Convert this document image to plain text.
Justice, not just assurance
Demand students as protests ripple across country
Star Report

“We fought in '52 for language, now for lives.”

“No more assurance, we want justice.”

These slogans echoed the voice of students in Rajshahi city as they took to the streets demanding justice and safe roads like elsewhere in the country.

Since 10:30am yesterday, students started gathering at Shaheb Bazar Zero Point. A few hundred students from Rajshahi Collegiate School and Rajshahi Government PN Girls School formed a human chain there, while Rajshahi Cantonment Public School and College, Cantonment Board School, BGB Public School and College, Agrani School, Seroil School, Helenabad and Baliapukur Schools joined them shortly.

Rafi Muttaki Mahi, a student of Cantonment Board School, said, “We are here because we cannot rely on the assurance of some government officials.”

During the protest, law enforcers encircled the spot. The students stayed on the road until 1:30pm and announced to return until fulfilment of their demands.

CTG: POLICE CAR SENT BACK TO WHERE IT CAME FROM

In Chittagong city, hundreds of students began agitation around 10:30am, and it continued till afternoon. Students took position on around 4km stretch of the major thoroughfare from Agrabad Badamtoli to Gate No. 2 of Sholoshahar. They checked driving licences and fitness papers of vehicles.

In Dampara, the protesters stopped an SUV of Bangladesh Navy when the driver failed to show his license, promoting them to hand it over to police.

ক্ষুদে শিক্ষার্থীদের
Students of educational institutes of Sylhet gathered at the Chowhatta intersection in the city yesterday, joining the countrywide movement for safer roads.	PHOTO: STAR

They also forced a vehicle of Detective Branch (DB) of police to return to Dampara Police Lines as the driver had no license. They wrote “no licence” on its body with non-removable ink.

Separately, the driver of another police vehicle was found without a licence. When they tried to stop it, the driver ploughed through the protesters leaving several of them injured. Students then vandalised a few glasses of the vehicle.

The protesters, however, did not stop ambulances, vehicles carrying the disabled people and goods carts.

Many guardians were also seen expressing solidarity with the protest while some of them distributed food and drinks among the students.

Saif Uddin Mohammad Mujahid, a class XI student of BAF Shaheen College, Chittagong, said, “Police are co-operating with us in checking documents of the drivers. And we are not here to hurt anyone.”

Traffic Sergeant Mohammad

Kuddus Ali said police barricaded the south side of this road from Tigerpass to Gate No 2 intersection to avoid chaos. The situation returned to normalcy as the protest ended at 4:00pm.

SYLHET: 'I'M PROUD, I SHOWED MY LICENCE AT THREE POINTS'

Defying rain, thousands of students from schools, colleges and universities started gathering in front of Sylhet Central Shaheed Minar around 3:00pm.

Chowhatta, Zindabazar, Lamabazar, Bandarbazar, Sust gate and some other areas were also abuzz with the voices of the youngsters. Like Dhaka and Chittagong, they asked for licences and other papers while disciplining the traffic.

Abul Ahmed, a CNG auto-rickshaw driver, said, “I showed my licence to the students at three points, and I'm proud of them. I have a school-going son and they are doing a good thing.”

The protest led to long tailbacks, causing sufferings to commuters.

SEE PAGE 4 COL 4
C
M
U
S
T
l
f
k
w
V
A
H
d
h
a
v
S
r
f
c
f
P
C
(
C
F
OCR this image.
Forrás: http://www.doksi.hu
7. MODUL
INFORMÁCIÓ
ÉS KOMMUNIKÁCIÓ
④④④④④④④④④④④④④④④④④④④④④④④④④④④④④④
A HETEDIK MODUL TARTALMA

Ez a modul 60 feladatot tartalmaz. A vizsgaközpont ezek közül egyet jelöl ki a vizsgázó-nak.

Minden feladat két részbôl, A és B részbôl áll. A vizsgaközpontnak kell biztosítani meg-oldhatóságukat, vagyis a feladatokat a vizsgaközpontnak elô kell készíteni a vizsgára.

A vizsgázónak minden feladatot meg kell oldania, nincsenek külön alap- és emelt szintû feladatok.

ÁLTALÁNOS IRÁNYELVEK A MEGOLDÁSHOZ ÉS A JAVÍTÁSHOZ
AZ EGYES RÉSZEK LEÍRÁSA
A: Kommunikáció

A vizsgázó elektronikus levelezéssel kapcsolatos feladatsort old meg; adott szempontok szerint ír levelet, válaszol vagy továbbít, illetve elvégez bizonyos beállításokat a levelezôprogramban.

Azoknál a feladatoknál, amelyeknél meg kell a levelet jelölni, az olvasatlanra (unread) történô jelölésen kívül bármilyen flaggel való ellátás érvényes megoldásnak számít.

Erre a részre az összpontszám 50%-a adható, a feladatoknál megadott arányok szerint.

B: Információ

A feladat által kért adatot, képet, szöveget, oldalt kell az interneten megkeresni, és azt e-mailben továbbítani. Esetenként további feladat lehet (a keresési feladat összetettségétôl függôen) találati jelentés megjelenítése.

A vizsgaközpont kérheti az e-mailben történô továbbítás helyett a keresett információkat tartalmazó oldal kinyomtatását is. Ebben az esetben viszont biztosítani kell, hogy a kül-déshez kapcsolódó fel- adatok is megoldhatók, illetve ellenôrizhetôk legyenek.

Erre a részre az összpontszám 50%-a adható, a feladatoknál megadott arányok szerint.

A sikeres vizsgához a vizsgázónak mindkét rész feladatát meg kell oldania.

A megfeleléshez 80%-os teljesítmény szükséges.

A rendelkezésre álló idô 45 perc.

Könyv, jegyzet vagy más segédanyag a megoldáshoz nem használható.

What to work on
Each record must be returned exactly as it is written.

Right answer
Convert this document image to plain text.
Justice, not just assurance
Demand students as protests ripple across country
Star Report

“We fought in '52 for language, now for lives.”

“No more assurance, we want justice.”

These slogans echoed the voice of students in Rajshahi city as they took to the streets demanding justice and safe roads like elsewhere in the country.

Since 10:30am yesterday, students started gathering at Shaheb Bazar Zero Point. A few hundred students from Rajshahi Collegiate School and Rajshahi Government PN Girls School formed a human chain there, while Rajshahi Cantonment Public School and College, Cantonment Board School, BGB Public School and College, Agrani School, Seroil School, Helenabad and Baliapukur Schools joined them shortly.

Rafi Muttaki Mahi, a student of Cantonment Board School, said, “We are here because we cannot rely on the assurance of some government officials.”

During the protest, law enforcers encircled the spot. The students stayed on the road until 1:30pm and announced to return until fulfilment of their demands.

CTG: POLICE CAR SENT BACK TO WHERE IT CAME FROM

In Chittagong city, hundreds of students began agitation around 10:30am, and it continued till afternoon. Students took position on around 4km stretch of the major thoroughfare from Agrabad Badamtoli to Gate No. 2 of Sholoshahar. They checked driving licences and fitness papers of vehicles.

In Dampara, the protesters stopped an SUV of Bangladesh Navy when the driver failed to show his license, promoting them to hand it over to police.

ক্ষুদে শিক্ষার্থীদের
Students of educational institutes of Sylhet gathered at the Chowhatta intersection in the city yesterday, joining the countrywide movement for safer roads.	PHOTO: STAR

They also forced a vehicle of Detective Branch (DB) of police to return to Dampara Police Lines as the driver had no license. They wrote “no licence” on its body with non-removable ink.

Separately, the driver of another police vehicle was found without a licence. When they tried to stop it, the driver ploughed through the protesters leaving several of them injured. Students then vandalised a few glasses of the vehicle.

The protesters, however, did not stop ambulances, vehicles carrying the disabled people and goods carts.

Many guardians were also seen expressing solidarity with the protest while some of them distributed food and drinks among the students.

Saif Uddin Mohammad Mujahid, a class XI student of BAF Shaheen College, Chittagong, said, “Police are co-operating with us in checking documents of the drivers. And we are not here to hurt anyone.”

Traffic Sergeant Mohammad

Kuddus Ali said police barricaded the south side of this road from Tigerpass to Gate No 2 intersection to avoid chaos. The situation returned to normalcy as the protest ended at 4:00pm.

SYLHET: 'I'M PROUD, I SHOWED MY LICENCE AT THREE POINTS'

Defying rain, thousands of students from schools, colleges and universities started gathering in front of Sylhet Central Shaheed Minar around 3:00pm.

Chowhatta, Zindabazar, Lamabazar, Bandarbazar, Sust gate and some other areas were also abuzz with the voices of the youngsters. Like Dhaka and Chittagong, they asked for licences and other papers while disciplining the traffic.

Abul Ahmed, a CNG auto-rickshaw driver, said, “I showed my licence to the students at three points, and I'm proud of them. I have a school-going son and they are doing a good thing.”

The protest led to long tailbacks, causing sufferings to commuters.

SEE PAGE 4 COL 4
C
M
U
S
T
l
f
k
w
V
A
H
d
h
a
v
S
r
f
c
f
P
C
(
C
F
OCR this image.
Forrás: http://www.doksi.hu
7. MODUL
INFORMÁCIÓ
ÉS KOMMUNIKÁCIÓ
④④④④④④④④④④④④④④④④④④④④④④④④④④④④④④
A HETEDIK MODUL TARTALMA

Ez a modul 60 feladatot tartalmaz. A vizsgaközpont ezek közül egyet jelöl ki a vizsgázó-nak.

Minden feladat két részbôl, A és B részbôl áll. A vizsgaközpontnak kell biztosítani meg-oldhatóságukat, vagyis a feladatokat a vizsgaközpontnak elô kell készíteni a vizsgára.

A vizsgázónak minden feladatot meg kell oldania, nincsenek külön alap- és emelt szintû feladatok.

ÁLTALÁNOS IRÁNYELVEK A MEGOLDÁSHOZ ÉS A JAVÍTÁSHOZ
AZ EGYES RÉSZEK LEÍRÁSA
A: Kommunikáció

A vizsgázó elektronikus levelezéssel kapcsolatos feladatsort old meg; adott szempontok szerint ír levelet, válaszol vagy továbbít, illetve elvégez bizonyos beállításokat a levelezôprogramban.

Azoknál a feladatoknál, amelyeknél meg kell a levelet jelölni, az olvasatlanra (unread) történô jelölésen kívül bármilyen flaggel való ellátás érvényes megoldásnak számít.

Erre a részre az összpontszám 50%-a adható, a feladatoknál megadott arányok szerint.

B: Információ

A feladat által kért adatot, képet, szöveget, oldalt kell az interneten megkeresni, és azt e-mailben továbbítani. Esetenként további feladat lehet (a keresési feladat összetettségétôl függôen) találati jelentés megjelenítése.

A vizsgaközpont kérheti az e-mailben történô továbbítás helyett a keresett információkat tartalmazó oldal kinyomtatását is. Ebben az esetben viszont biztosítani kell, hogy a kül-déshez kapcsolódó fel- adatok is megoldhatók, illetve ellenôrizhetôk legyenek.

Erre a részre az összpontszám 50%-a adható, a feladatoknál megadott arányok szerint.

A sikeres vizsgához a vizsgázónak mindkét rész feladatát meg kell oldania.

A megfeleléshez 80%-os teljesítmény szükséges.

A rendelkezésre álló idô 45 perc.

Könyv, jegyzet vagy más segédanyag a megoldáshoz nem használható.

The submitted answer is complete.